> [WHAT TO WORK ON]: Locate each line holding the string "text" and copy it.

> [RECORDS FOR THIS EXERCISE]:
----------------

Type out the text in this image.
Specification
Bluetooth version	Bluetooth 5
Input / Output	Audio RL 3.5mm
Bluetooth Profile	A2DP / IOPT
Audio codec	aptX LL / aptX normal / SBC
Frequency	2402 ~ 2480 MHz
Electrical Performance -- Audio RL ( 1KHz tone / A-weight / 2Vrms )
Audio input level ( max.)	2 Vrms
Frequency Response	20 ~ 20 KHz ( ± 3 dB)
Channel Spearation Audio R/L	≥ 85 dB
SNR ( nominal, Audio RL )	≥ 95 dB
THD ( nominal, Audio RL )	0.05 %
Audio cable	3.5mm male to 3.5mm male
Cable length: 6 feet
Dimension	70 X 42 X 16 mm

----------------

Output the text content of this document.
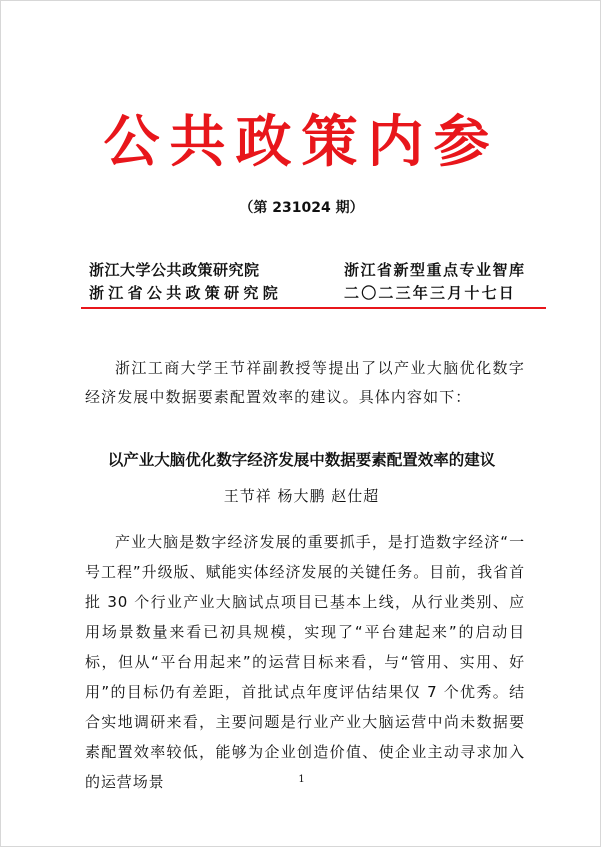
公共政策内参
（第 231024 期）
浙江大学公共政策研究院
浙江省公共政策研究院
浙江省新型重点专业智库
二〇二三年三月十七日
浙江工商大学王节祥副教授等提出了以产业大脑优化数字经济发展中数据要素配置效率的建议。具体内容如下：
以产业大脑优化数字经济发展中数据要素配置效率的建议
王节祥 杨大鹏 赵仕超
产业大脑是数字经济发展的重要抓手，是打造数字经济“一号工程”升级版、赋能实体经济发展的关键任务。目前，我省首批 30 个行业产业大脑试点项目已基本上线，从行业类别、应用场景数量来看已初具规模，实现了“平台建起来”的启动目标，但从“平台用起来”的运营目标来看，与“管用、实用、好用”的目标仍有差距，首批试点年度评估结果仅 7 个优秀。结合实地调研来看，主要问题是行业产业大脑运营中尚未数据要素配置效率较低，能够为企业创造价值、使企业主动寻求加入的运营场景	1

----------------

> [IN RESPONSE]:
Type out the text in this image.
Output the text content of this document.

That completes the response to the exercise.